- [Short task]:
Find each line containing the string "image" and return it.

+-------+

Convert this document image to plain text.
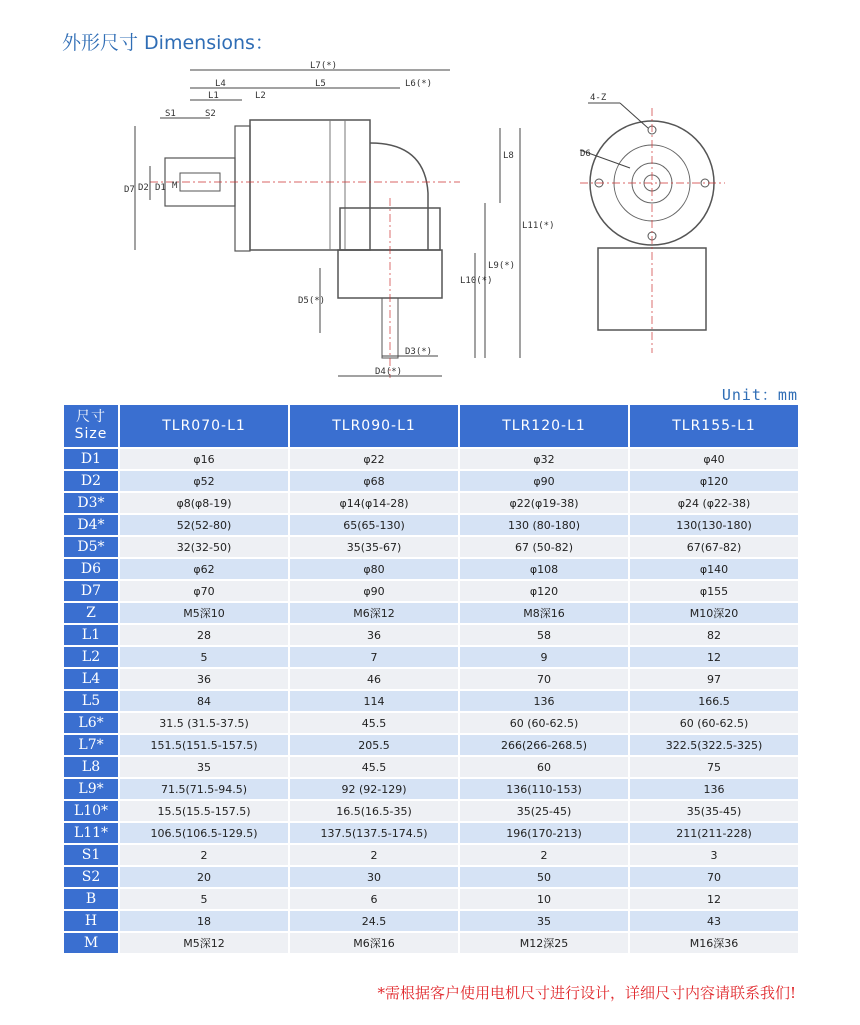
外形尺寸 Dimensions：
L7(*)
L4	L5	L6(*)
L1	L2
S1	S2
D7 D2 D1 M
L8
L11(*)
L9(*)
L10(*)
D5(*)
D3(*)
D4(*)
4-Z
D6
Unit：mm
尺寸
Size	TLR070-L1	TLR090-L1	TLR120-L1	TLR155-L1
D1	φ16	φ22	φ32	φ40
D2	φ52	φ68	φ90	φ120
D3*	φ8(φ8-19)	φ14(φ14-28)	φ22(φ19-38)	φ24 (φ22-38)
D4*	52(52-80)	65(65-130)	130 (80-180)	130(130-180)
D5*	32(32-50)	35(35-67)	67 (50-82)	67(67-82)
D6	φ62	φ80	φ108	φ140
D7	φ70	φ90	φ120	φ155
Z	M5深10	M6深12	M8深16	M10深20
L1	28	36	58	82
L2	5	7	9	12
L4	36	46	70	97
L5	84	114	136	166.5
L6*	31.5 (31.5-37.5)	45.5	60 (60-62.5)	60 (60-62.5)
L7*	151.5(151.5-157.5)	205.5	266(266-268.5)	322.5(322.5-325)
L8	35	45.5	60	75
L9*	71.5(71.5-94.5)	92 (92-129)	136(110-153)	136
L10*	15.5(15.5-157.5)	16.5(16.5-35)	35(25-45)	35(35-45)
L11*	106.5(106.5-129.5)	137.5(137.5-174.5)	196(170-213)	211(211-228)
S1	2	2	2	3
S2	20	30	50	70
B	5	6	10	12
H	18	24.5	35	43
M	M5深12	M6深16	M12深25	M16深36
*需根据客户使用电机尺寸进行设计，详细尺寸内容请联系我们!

+-------+

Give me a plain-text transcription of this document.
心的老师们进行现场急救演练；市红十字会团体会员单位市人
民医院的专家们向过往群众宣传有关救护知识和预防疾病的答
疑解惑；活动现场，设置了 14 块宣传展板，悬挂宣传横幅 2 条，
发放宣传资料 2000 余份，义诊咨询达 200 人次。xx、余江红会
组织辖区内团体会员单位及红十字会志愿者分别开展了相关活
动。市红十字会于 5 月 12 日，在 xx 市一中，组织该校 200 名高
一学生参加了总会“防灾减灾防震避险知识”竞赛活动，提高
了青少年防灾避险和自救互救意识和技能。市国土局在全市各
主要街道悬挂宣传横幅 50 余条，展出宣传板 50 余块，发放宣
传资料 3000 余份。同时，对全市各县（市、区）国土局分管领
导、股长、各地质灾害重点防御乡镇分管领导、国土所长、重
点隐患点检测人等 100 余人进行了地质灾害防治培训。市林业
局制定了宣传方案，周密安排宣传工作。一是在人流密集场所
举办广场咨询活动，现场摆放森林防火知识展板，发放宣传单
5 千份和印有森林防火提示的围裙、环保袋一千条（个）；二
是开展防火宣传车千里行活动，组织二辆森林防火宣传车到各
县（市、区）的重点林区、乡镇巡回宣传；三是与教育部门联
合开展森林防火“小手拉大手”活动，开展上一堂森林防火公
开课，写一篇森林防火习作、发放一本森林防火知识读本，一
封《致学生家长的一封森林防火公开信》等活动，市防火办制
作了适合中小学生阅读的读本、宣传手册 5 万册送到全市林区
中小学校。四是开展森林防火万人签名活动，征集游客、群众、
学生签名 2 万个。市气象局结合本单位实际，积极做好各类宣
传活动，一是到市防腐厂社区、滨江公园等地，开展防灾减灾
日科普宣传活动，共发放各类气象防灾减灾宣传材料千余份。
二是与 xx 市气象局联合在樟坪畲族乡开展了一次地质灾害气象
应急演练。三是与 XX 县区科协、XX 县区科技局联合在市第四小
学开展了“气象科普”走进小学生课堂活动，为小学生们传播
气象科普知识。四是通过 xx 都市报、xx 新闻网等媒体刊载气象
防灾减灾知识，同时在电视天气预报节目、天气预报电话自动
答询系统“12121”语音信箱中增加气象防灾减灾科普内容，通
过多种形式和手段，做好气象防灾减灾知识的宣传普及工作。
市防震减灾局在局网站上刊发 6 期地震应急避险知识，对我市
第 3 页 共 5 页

+-------+

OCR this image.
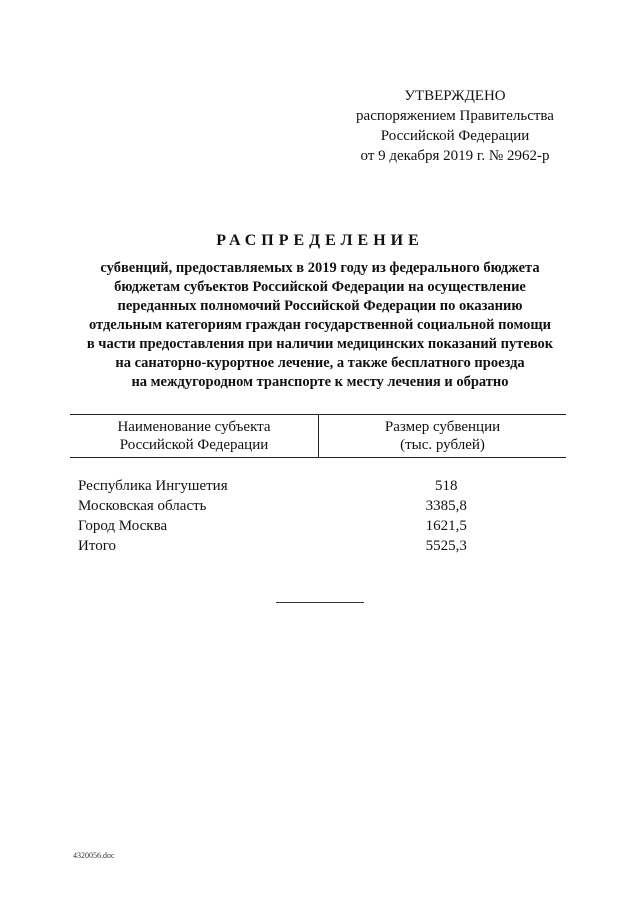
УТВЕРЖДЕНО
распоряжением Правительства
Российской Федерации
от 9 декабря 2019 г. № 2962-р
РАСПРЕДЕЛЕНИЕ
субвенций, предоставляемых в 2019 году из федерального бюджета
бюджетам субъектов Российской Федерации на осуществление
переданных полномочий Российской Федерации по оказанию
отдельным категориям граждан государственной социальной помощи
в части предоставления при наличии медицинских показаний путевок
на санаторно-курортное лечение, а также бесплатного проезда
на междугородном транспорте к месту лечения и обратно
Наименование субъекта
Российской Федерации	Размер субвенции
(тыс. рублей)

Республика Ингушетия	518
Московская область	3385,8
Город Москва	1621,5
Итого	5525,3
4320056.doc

+-------+

- [Task output]:
Convert this document image to plain text.
OCR this image.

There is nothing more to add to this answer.